SHORT PROBLEM — Copy out all lines that hold "search".

== TASK MATERIAL

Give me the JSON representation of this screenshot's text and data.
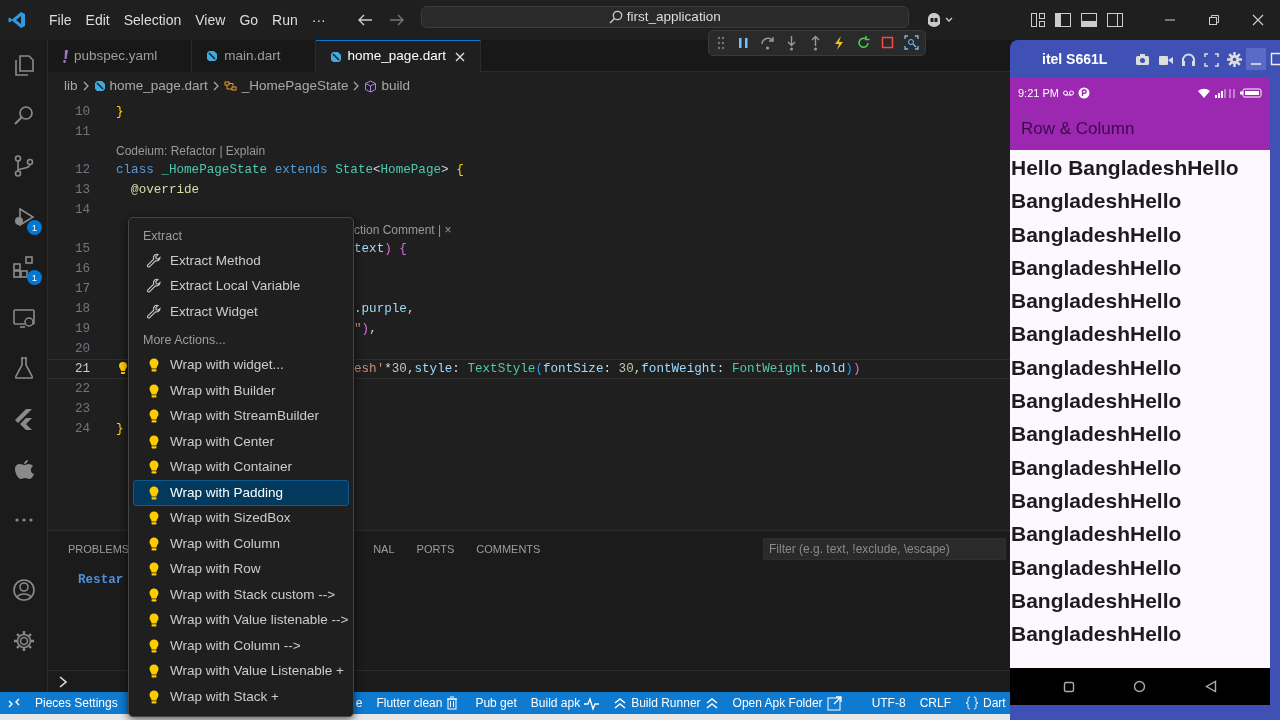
{
  "title_bar": {
    "menus": [
      "File",
      "Edit",
      "Selection",
      "View",
      "Go",
      "Run"
    ],
    "more": "···",
    "search": "first_application"
  },
  "activity_bar": {
    "items": [
      {
        "kind": "explorer"
      },
      {
        "kind": "search"
      },
      {
        "kind": "scm"
      },
      {
        "kind": "debug",
        "badge": "1"
      },
      {
        "kind": "extensions",
        "badge": "1"
      },
      {
        "kind": "remote"
      },
      {
        "kind": "testing"
      },
      {
        "kind": "flutter"
      },
      {
        "kind": "apple"
      },
      {
        "kind": "more"
      }
    ],
    "bottom": [
      {
        "kind": "account"
      },
      {
        "kind": "settings"
      }
    ]
  },
  "tabs": [
    {
      "label": "pubspec.yaml",
      "kind": "yaml",
      "selected": false
    },
    {
      "label": "main.dart",
      "kind": "dart",
      "selected": false
    },
    {
      "label": "home_page.dart",
      "kind": "dart",
      "selected": true
    }
  ],
  "breadcrumb": [
    {
      "label": "lib",
      "kind": "folder"
    },
    {
      "label": "home_page.dart",
      "kind": "dart"
    },
    {
      "label": "_HomePageState",
      "kind": "class"
    },
    {
      "label": "build",
      "kind": "method"
    }
  ],
  "code_lines": [
    {
      "number": "10",
      "current": false,
      "tokens": [
        {
          "text": "}",
          "kind": "brace"
        }
      ]
    },
    {
      "number": "11",
      "current": false
    },
    {
      "kind": "lens",
      "text": "Codeium: Refactor | Explain"
    },
    {
      "number": "12",
      "current": false,
      "tokens": [
        {
          "text": "class ",
          "kind": "keyword"
        },
        {
          "text": "_HomePageState ",
          "kind": "type"
        },
        {
          "text": "extends ",
          "kind": "keyword"
        },
        {
          "text": "State",
          "kind": "type"
        },
        {
          "text": "<",
          "kind": "punct"
        },
        {
          "text": "HomePage",
          "kind": "type"
        },
        {
          "text": "> ",
          "kind": "punct"
        },
        {
          "text": "{",
          "kind": "brace"
        }
      ]
    },
    {
      "number": "13",
      "current": false,
      "tokens": [
        {
          "text": "  @override",
          "kind": "annotation"
        }
      ]
    },
    {
      "number": "14",
      "current": false
    },
    {
      "kind": "lens",
      "covered": true,
      "text": "ction Comment | ×"
    },
    {
      "number": "15",
      "current": false,
      "covered": true,
      "tokens": [
        {
          "text": "text",
          "kind": "variable"
        },
        {
          "text": ") {",
          "kind": "brace2"
        }
      ]
    },
    {
      "number": "16",
      "current": false,
      "covered": true
    },
    {
      "number": "17",
      "current": false,
      "covered": true
    },
    {
      "number": "18",
      "current": false,
      "covered": true,
      "tokens": [
        {
          "text": ".purple",
          "kind": "variable"
        },
        {
          "text": ",",
          "kind": "punct"
        }
      ]
    },
    {
      "number": "19",
      "current": false,
      "covered": true,
      "tokens": [
        {
          "text": "\"",
          "kind": "string"
        },
        {
          "text": ")",
          "kind": "brace2"
        },
        {
          "text": ",",
          "kind": "punct"
        }
      ]
    },
    {
      "number": "20",
      "current": false,
      "covered": true
    },
    {
      "number": "21",
      "current": true,
      "covered": true,
      "tokens": [
        {
          "text": "esh'",
          "kind": "string"
        },
        {
          "text": "*",
          "kind": "punct"
        },
        {
          "text": "30",
          "kind": "number"
        },
        {
          "text": ",",
          "kind": "punct"
        },
        {
          "text": "style",
          "kind": "variable"
        },
        {
          "text": ": ",
          "kind": "punct"
        },
        {
          "text": "TextStyle",
          "kind": "type"
        },
        {
          "text": "(",
          "kind": "brace3"
        },
        {
          "text": "fontSize",
          "kind": "variable"
        },
        {
          "text": ": ",
          "kind": "punct"
        },
        {
          "text": "30",
          "kind": "number"
        },
        {
          "text": ",",
          "kind": "punct"
        },
        {
          "text": "fontWeight",
          "kind": "variable"
        },
        {
          "text": ": ",
          "kind": "punct"
        },
        {
          "text": "FontWeight",
          "kind": "type"
        },
        {
          "text": ".bold",
          "kind": "variable"
        },
        {
          "text": ")",
          "kind": "brace3"
        },
        {
          "text": ")",
          "kind": "brace2"
        }
      ]
    },
    {
      "number": "22",
      "current": false,
      "covered": true
    },
    {
      "number": "23",
      "current": false,
      "covered": true
    },
    {
      "number": "24",
      "current": false,
      "tokens": [
        {
          "text": "}",
          "kind": "brace"
        }
      ]
    }
  ],
  "context_menu": {
    "sections": [
      {
        "header": "Extract",
        "items": [
          {
            "label": "Extract Method",
            "kind": "extract",
            "selected": false
          },
          {
            "label": "Extract Local Variable",
            "kind": "extract",
            "selected": false
          },
          {
            "label": "Extract Widget",
            "kind": "extract",
            "selected": false
          }
        ]
      },
      {
        "header": "More Actions...",
        "items": [
          {
            "label": "Wrap with widget...",
            "kind": "wrap",
            "selected": false
          },
          {
            "label": "Wrap with Builder",
            "kind": "wrap",
            "selected": false
          },
          {
            "label": "Wrap with StreamBuilder",
            "kind": "wrap",
            "selected": false
          },
          {
            "label": "Wrap with Center",
            "kind": "wrap",
            "selected": false
          },
          {
            "label": "Wrap with Container",
            "kind": "wrap",
            "selected": false
          },
          {
            "label": "Wrap with Padding",
            "kind": "wrap",
            "selected": true
          },
          {
            "label": "Wrap with SizedBox",
            "kind": "wrap",
            "selected": false
          },
          {
            "label": "Wrap with Column",
            "kind": "wrap",
            "selected": false
          },
          {
            "label": "Wrap with Row",
            "kind": "wrap",
            "selected": false
          },
          {
            "label": "Wrap with Stack custom -->",
            "kind": "wrap",
            "selected": false
          },
          {
            "label": "Wrap with Value listenable -->",
            "kind": "wrap",
            "selected": false
          },
          {
            "label": "Wrap with Column -->",
            "kind": "wrap",
            "selected": false
          },
          {
            "label": "Wrap with Value Listenable +",
            "kind": "wrap",
            "selected": false
          },
          {
            "label": "Wrap with Stack +",
            "kind": "wrap",
            "selected": false
          }
        ]
      }
    ]
  },
  "panel": {
    "tabs": [
      {
        "label": "PROBLEMS"
      },
      {
        "label": "NAL",
        "covered": true
      },
      {
        "label": "PORTS"
      },
      {
        "label": "COMMENTS"
      }
    ],
    "filter": {
      "placeholder": "Filter (e.g. text, !exclude, \\escape)"
    },
    "output": "Restar"
  },
  "status_bar": [
    {
      "kind": "remote"
    },
    {
      "kind": "plain",
      "text": "Pieces Settings"
    },
    {
      "kind": "plain",
      "text": "e",
      "covered": true
    },
    {
      "kind": "clean",
      "text": "Flutter clean"
    },
    {
      "kind": "plain",
      "text": "Pub get"
    },
    {
      "kind": "build",
      "text": "Build apk"
    },
    {
      "kind": "runner",
      "text": "Build Runner"
    },
    {
      "kind": "folder",
      "text": "Open Apk Folder"
    },
    {
      "kind": "plain",
      "text": "UTF-8",
      "gap": true
    },
    {
      "kind": "plain",
      "text": "CRLF"
    },
    {
      "kind": "language",
      "text": "Dart"
    }
  ],
  "emulator": {
    "title": "itel S661L",
    "time": "9:21 PM",
    "app_title": "Row & Column",
    "lines": [
      "Hello BangladeshHello",
      "BangladeshHello",
      "BangladeshHello",
      "BangladeshHello",
      "BangladeshHello",
      "BangladeshHello",
      "BangladeshHello",
      "BangladeshHello",
      "BangladeshHello",
      "BangladeshHello",
      "BangladeshHello",
      "BangladeshHello",
      "BangladeshHello",
      "BangladeshHello",
      "BangladeshHello"
    ]
  }
}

====

RESPONSE BELOW —
    "search": "first_application"
        "kind": "search"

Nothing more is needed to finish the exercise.